→ Objective:
What follows is a listing to be transcribed exactly.

→ Information shown:
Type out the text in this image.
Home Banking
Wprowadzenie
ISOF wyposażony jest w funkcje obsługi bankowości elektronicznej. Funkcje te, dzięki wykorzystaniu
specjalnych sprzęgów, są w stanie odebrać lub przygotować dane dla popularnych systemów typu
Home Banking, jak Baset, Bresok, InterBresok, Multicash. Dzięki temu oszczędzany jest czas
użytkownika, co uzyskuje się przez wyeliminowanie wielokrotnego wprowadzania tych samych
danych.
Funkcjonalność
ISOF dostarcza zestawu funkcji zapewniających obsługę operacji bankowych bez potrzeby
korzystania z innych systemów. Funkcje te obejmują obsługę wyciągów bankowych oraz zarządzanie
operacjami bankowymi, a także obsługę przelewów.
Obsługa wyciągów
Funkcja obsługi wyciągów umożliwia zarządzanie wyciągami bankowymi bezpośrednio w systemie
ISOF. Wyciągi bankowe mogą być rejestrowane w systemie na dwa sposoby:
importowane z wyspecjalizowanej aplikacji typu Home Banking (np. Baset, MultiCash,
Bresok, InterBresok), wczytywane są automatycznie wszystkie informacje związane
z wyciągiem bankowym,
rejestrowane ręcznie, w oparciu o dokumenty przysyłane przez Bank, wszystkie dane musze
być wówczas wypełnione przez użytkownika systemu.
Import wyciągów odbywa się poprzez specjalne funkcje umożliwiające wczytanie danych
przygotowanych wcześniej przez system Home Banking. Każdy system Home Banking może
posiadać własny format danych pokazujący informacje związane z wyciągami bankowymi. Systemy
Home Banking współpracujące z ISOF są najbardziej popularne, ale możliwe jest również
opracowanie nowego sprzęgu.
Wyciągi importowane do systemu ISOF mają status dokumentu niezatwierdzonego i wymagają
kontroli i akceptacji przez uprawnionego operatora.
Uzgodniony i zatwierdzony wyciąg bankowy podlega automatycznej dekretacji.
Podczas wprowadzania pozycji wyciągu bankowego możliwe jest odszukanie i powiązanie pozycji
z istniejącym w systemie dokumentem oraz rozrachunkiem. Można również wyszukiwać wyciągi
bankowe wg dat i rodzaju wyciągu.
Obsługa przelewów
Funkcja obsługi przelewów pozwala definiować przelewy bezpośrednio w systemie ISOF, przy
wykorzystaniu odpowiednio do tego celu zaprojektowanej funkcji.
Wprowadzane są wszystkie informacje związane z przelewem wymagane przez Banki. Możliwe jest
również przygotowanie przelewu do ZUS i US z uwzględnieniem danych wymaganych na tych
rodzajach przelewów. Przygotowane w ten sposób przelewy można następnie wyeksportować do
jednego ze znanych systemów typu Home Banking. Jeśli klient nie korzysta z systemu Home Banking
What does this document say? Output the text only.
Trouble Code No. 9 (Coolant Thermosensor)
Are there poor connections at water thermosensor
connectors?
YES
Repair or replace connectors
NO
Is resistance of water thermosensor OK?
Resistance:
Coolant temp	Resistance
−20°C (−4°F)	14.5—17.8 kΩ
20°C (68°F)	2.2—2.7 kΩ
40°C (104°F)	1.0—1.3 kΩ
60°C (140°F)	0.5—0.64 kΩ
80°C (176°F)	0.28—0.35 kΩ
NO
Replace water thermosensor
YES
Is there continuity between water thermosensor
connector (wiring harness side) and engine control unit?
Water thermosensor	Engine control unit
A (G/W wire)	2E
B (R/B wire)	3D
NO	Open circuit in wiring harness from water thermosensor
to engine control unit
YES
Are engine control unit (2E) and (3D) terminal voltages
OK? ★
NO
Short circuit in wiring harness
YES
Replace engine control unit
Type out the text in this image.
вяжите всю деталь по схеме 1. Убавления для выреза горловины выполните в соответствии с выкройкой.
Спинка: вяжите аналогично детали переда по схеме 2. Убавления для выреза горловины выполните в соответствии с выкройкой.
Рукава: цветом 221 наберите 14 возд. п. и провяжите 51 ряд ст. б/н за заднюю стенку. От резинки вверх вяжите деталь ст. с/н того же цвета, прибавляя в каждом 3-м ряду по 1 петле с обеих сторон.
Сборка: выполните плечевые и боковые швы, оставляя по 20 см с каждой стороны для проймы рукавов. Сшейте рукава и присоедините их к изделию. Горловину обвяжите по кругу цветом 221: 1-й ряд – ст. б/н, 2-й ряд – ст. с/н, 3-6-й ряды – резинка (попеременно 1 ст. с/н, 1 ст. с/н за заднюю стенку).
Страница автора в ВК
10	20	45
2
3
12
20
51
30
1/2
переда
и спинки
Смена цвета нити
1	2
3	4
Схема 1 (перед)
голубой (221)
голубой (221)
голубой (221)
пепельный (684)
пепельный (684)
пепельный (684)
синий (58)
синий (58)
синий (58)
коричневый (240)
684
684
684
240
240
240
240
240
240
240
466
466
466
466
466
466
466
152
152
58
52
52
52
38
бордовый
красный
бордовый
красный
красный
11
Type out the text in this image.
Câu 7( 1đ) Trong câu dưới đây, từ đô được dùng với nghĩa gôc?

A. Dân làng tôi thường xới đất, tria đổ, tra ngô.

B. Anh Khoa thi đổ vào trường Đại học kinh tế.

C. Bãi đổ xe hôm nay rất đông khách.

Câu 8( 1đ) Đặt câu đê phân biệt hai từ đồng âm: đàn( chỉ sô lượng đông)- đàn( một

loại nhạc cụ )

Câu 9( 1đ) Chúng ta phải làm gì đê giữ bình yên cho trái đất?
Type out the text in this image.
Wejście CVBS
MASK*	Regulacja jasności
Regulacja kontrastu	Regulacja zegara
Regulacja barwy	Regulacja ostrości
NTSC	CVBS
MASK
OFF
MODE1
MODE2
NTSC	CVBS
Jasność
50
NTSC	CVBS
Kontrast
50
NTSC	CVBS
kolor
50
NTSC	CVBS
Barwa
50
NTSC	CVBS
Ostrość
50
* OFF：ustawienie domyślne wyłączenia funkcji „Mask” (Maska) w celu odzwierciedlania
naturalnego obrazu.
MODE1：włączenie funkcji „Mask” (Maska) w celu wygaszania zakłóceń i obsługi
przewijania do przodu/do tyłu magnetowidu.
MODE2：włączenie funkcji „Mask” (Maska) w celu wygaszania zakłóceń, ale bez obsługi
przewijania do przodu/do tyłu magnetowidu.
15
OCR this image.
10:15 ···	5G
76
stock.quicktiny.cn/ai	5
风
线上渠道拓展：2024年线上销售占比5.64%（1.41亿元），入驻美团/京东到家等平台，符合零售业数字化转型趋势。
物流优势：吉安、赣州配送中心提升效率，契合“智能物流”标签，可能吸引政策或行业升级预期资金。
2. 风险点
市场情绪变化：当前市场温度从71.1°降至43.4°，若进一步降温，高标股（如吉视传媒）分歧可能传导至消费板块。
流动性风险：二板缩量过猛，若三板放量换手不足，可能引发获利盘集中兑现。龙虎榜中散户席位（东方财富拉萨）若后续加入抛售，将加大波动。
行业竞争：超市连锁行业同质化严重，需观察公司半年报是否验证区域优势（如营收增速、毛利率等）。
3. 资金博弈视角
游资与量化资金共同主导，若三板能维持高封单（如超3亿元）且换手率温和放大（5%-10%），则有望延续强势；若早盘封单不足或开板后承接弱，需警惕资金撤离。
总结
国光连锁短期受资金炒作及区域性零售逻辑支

→ Written solution:
Type out the text in this image.
Home Banking
Wprowadzenie
ISOF wyposażony jest w funkcje obsługi bankowości elektronicznej. Funkcje te, dzięki wykorzystaniu
specjalnych sprzęgów, są w stanie odebrać lub przygotować dane dla popularnych systemów typu
Home Banking, jak Baset, Bresok, InterBresok, Multicash. Dzięki temu oszczędzany jest czas
użytkownika, co uzyskuje się przez wyeliminowanie wielokrotnego wprowadzania tych samych
danych.
Funkcjonalność
ISOF dostarcza zestawu funkcji zapewniających obsługę operacji bankowych bez potrzeby
korzystania z innych systemów. Funkcje te obejmują obsługę wyciągów bankowych oraz zarządzanie
operacjami bankowymi, a także obsługę przelewów.
Obsługa wyciągów
Funkcja obsługi wyciągów umożliwia zarządzanie wyciągami bankowymi bezpośrednio w systemie
ISOF. Wyciągi bankowe mogą być rejestrowane w systemie na dwa sposoby:
importowane z wyspecjalizowanej aplikacji typu Home Banking (np. Baset, MultiCash,
Bresok, InterBresok), wczytywane są automatycznie wszystkie informacje związane
z wyciągiem bankowym,
rejestrowane ręcznie, w oparciu o dokumenty przysyłane przez Bank, wszystkie dane musze
być wówczas wypełnione przez użytkownika systemu.
Import wyciągów odbywa się poprzez specjalne funkcje umożliwiające wczytanie danych
przygotowanych wcześniej przez system Home Banking. Każdy system Home Banking może
posiadać własny format danych pokazujący informacje związane z wyciągami bankowymi. Systemy
Home Banking współpracujące z ISOF są najbardziej popularne, ale możliwe jest również
opracowanie nowego sprzęgu.
Wyciągi importowane do systemu ISOF mają status dokumentu niezatwierdzonego i wymagają
kontroli i akceptacji przez uprawnionego operatora.
Uzgodniony i zatwierdzony wyciąg bankowy podlega automatycznej dekretacji.
Podczas wprowadzania pozycji wyciągu bankowego możliwe jest odszukanie i powiązanie pozycji
z istniejącym w systemie dokumentem oraz rozrachunkiem. Można również wyszukiwać wyciągi
bankowe wg dat i rodzaju wyciągu.
Obsługa przelewów
Funkcja obsługi przelewów pozwala definiować przelewy bezpośrednio w systemie ISOF, przy
wykorzystaniu odpowiednio do tego celu zaprojektowanej funkcji.
Wprowadzane są wszystkie informacje związane z przelewem wymagane przez Banki. Możliwe jest
również przygotowanie przelewu do ZUS i US z uwzględnieniem danych wymaganych na tych
rodzajach przelewów. Przygotowane w ten sposób przelewy można następnie wyeksportować do
jednego ze znanych systemów typu Home Banking. Jeśli klient nie korzysta z systemu Home Banking
What does this document say? Output the text only.
Trouble Code No. 9 (Coolant Thermosensor)
Are there poor connections at water thermosensor
connectors?
YES
Repair or replace connectors
NO
Is resistance of water thermosensor OK?
Resistance:
Coolant temp	Resistance
−20°C (−4°F)	14.5—17.8 kΩ
20°C (68°F)	2.2—2.7 kΩ
40°C (104°F)	1.0—1.3 kΩ
60°C (140°F)	0.5—0.64 kΩ
80°C (176°F)	0.28—0.35 kΩ
NO
Replace water thermosensor
YES
Is there continuity between water thermosensor
connector (wiring harness side) and engine control unit?
Water thermosensor	Engine control unit
A (G/W wire)	2E
B (R/B wire)	3D
NO	Open circuit in wiring harness from water thermosensor
to engine control unit
YES
Are engine control unit (2E) and (3D) terminal voltages
OK? ★
NO
Short circuit in wiring harness
YES
Replace engine control unit
Type out the text in this image.
вяжите всю деталь по схеме 1. Убавления для выреза горловины выполните в соответствии с выкройкой.
Спинка: вяжите аналогично детали переда по схеме 2. Убавления для выреза горловины выполните в соответствии с выкройкой.
Рукава: цветом 221 наберите 14 возд. п. и провяжите 51 ряд ст. б/н за заднюю стенку. От резинки вверх вяжите деталь ст. с/н того же цвета, прибавляя в каждом 3-м ряду по 1 петле с обеих сторон.
Сборка: выполните плечевые и боковые швы, оставляя по 20 см с каждой стороны для проймы рукавов. Сшейте рукава и присоедините их к изделию. Горловину обвяжите по кругу цветом 221: 1-й ряд – ст. б/н, 2-й ряд – ст. с/н, 3-6-й ряды – резинка (попеременно 1 ст. с/н, 1 ст. с/н за заднюю стенку).
Страница автора в ВК
10	20	45
2
3
12
20
51
30
1/2
переда
и спинки
Смена цвета нити
1	2
3	4
Схема 1 (перед)
голубой (221)
голубой (221)
голубой (221)
пепельный (684)
пепельный (684)
пепельный (684)
синий (58)
синий (58)
синий (58)
коричневый (240)
684
684
684
240
240
240
240
240
240
240
466
466
466
466
466
466
466
152
152
58
52
52
52
38
бордовый
красный
бордовый
красный
красный
11
Type out the text in this image.
Câu 7( 1đ) Trong câu dưới đây, từ đô được dùng với nghĩa gôc?

A. Dân làng tôi thường xới đất, tria đổ, tra ngô.

B. Anh Khoa thi đổ vào trường Đại học kinh tế.

C. Bãi đổ xe hôm nay rất đông khách.

Câu 8( 1đ) Đặt câu đê phân biệt hai từ đồng âm: đàn( chỉ sô lượng đông)- đàn( một

loại nhạc cụ )

Câu 9( 1đ) Chúng ta phải làm gì đê giữ bình yên cho trái đất?
Type out the text in this image.
Wejście CVBS
MASK*	Regulacja jasności
Regulacja kontrastu	Regulacja zegara
Regulacja barwy	Regulacja ostrości
NTSC	CVBS
MASK
OFF
MODE1
MODE2
NTSC	CVBS
Jasność
50
NTSC	CVBS
Kontrast
50
NTSC	CVBS
kolor
50
NTSC	CVBS
Barwa
50
NTSC	CVBS
Ostrość
50
* OFF：ustawienie domyślne wyłączenia funkcji „Mask” (Maska) w celu odzwierciedlania
naturalnego obrazu.
MODE1：włączenie funkcji „Mask” (Maska) w celu wygaszania zakłóceń i obsługi
przewijania do przodu/do tyłu magnetowidu.
MODE2：włączenie funkcji „Mask” (Maska) w celu wygaszania zakłóceń, ale bez obsługi
przewijania do przodu/do tyłu magnetowidu.
15
OCR this image.
10:15 ···	5G
76
stock.quicktiny.cn/ai	5
风
线上渠道拓展：2024年线上销售占比5.64%（1.41亿元），入驻美团/京东到家等平台，符合零售业数字化转型趋势。
物流优势：吉安、赣州配送中心提升效率，契合“智能物流”标签，可能吸引政策或行业升级预期资金。
2. 风险点
市场情绪变化：当前市场温度从71.1°降至43.4°，若进一步降温，高标股（如吉视传媒）分歧可能传导至消费板块。
流动性风险：二板缩量过猛，若三板放量换手不足，可能引发获利盘集中兑现。龙虎榜中散户席位（东方财富拉萨）若后续加入抛售，将加大波动。
行业竞争：超市连锁行业同质化严重，需观察公司半年报是否验证区域优势（如营收增速、毛利率等）。
3. 资金博弈视角
游资与量化资金共同主导，若三板能维持高封单（如超3亿元）且换手率温和放大（5%-10%），则有望延续强势；若早盘封单不足或开板后承接弱，需警惕资金撤离。
总结
国光连锁短期受资金炒作及区域性零售逻辑支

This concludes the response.